## JOB
Give a verbatim copy of the lines below, minus the pictures.

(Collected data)

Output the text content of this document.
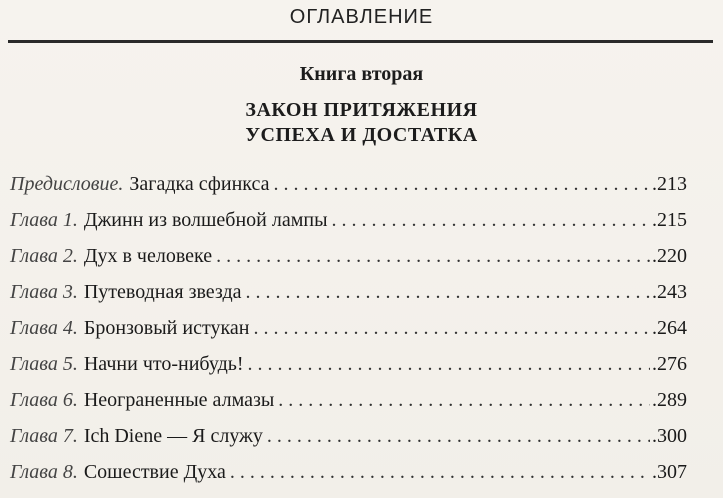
ОГЛАВЛЕНИЕ
Книга вторая
ЗАКОН ПРИТЯЖЕНИЯ
УСПЕХА И ДОСТАТКА
Предисловие. Загадка сфинкса . . .	.213
Глава 1. Джинн из волшебной лампы . . .	.215
Глава 2. Дух в человеке . . .	.220
Глава 3. Путеводная звезда . . .	.243
Глава 4. Бронзовый истукан . . .	.264
Глава 5. Начни что-нибудь! . . .	.276
Глава 6. Неограненные алмазы . . .	.289
Глава 7. Ich Diene — Я служу . . .	.300
Глава 8. Сошествие Духа . . .	.307
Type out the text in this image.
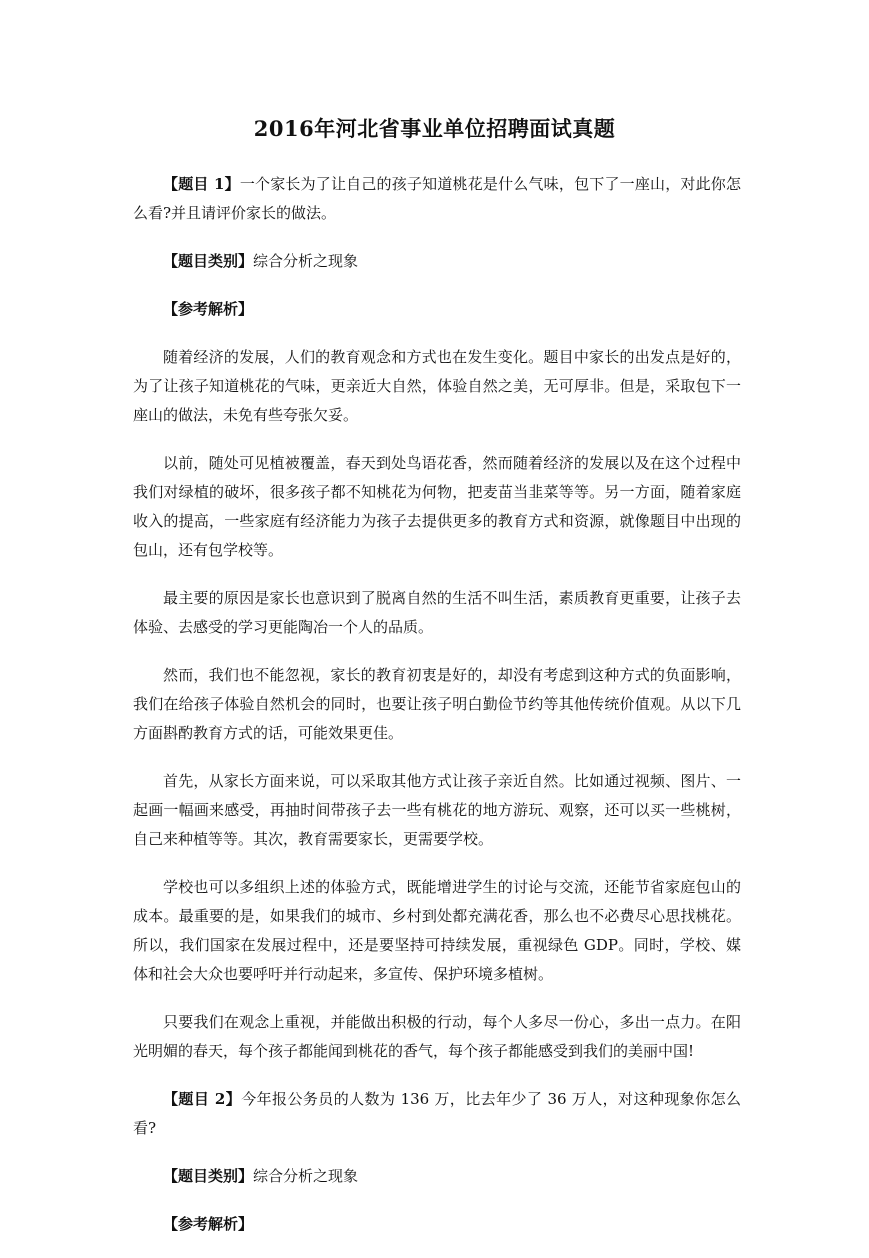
2016年河北省事业单位招聘面试真题

【题目 1】一个家长为了让自己的孩子知道桃花是什么气味，包下了一座山，对此你怎么看?并且请评价家长的做法。

【题目类别】综合分析之现象

【参考解析】

随着经济的发展，人们的教育观念和方式也在发生变化。题目中家长的出发点是好的，为了让孩子知道桃花的气味，更亲近大自然，体验自然之美，无可厚非。但是，采取包下一座山的做法，未免有些夸张欠妥。

以前，随处可见植被覆盖，春天到处鸟语花香，然而随着经济的发展以及在这个过程中我们对绿植的破坏，很多孩子都不知桃花为何物，把麦苗当韭菜等等。另一方面，随着家庭收入的提高，一些家庭有经济能力为孩子去提供更多的教育方式和资源，就像题目中出现的包山，还有包学校等。

最主要的原因是家长也意识到了脱离自然的生活不叫生活，素质教育更重要，让孩子去体验、去感受的学习更能陶冶一个人的品质。

然而，我们也不能忽视，家长的教育初衷是好的，却没有考虑到这种方式的负面影响，我们在给孩子体验自然机会的同时，也要让孩子明白勤俭节约等其他传统价值观。从以下几方面斟酌教育方式的话，可能效果更佳。

首先，从家长方面来说，可以采取其他方式让孩子亲近自然。比如通过视频、图片、一起画一幅画来感受，再抽时间带孩子去一些有桃花的地方游玩、观察，还可以买一些桃树，自己来种植等等。其次，教育需要家长，更需要学校。

学校也可以多组织上述的体验方式，既能增进学生的讨论与交流，还能节省家庭包山的成本。最重要的是，如果我们的城市、乡村到处都充满花香，那么也不必费尽心思找桃花。所以，我们国家在发展过程中，还是要坚持可持续发展，重视绿色 GDP。同时，学校、媒体和社会大众也要呼吁并行动起来，多宣传、保护环境多植树。

只要我们在观念上重视，并能做出积极的行动，每个人多尽一份心，多出一点力。在阳光明媚的春天，每个孩子都能闻到桃花的香气，每个孩子都能感受到我们的美丽中国!

【题目 2】今年报公务员的人数为 136 万，比去年少了 36 万人，对这种现象你怎么看?

【题目类别】综合分析之现象

【参考解析】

## SOLUTION
Output the text content of this document.
ОГЛАВЛЕНИЕ
Книга вторая
ЗАКОН ПРИТЯЖЕНИЯ
УСПЕХА И ДОСТАТКА
Предисловие. Загадка сфинкса . . .	.213
Глава 1. Джинн из волшебной лампы . . .	.215
Глава 2. Дух в человеке . . .	.220
Глава 3. Путеводная звезда . . .	.243
Глава 4. Бронзовый истукан . . .	.264
Глава 5. Начни что-нибудь! . . .	.276
Глава 6. Неограненные алмазы . . .	.289
Глава 7. Ich Diene — Я служу . . .	.300
Глава 8. Сошествие Духа . . .	.307
Type out the text in this image.
2016年河北省事业单位招聘面试真题

【题目 1】一个家长为了让自己的孩子知道桃花是什么气味，包下了一座山，对此你怎么看?并且请评价家长的做法。

【题目类别】综合分析之现象

【参考解析】

随着经济的发展，人们的教育观念和方式也在发生变化。题目中家长的出发点是好的，为了让孩子知道桃花的气味，更亲近大自然，体验自然之美，无可厚非。但是，采取包下一座山的做法，未免有些夸张欠妥。

以前，随处可见植被覆盖，春天到处鸟语花香，然而随着经济的发展以及在这个过程中我们对绿植的破坏，很多孩子都不知桃花为何物，把麦苗当韭菜等等。另一方面，随着家庭收入的提高，一些家庭有经济能力为孩子去提供更多的教育方式和资源，就像题目中出现的包山，还有包学校等。

最主要的原因是家长也意识到了脱离自然的生活不叫生活，素质教育更重要，让孩子去体验、去感受的学习更能陶冶一个人的品质。

然而，我们也不能忽视，家长的教育初衷是好的，却没有考虑到这种方式的负面影响，我们在给孩子体验自然机会的同时，也要让孩子明白勤俭节约等其他传统价值观。从以下几方面斟酌教育方式的话，可能效果更佳。

首先，从家长方面来说，可以采取其他方式让孩子亲近自然。比如通过视频、图片、一起画一幅画来感受，再抽时间带孩子去一些有桃花的地方游玩、观察，还可以买一些桃树，自己来种植等等。其次，教育需要家长，更需要学校。

学校也可以多组织上述的体验方式，既能增进学生的讨论与交流，还能节省家庭包山的成本。最重要的是，如果我们的城市、乡村到处都充满花香，那么也不必费尽心思找桃花。所以，我们国家在发展过程中，还是要坚持可持续发展，重视绿色 GDP。同时，学校、媒体和社会大众也要呼吁并行动起来，多宣传、保护环境多植树。

只要我们在观念上重视，并能做出积极的行动，每个人多尽一份心，多出一点力。在阳光明媚的春天，每个孩子都能闻到桃花的香气，每个孩子都能感受到我们的美丽中国!

【题目 2】今年报公务员的人数为 136 万，比去年少了 36 万人，对这种现象你怎么看?

【题目类别】综合分析之现象

【参考解析】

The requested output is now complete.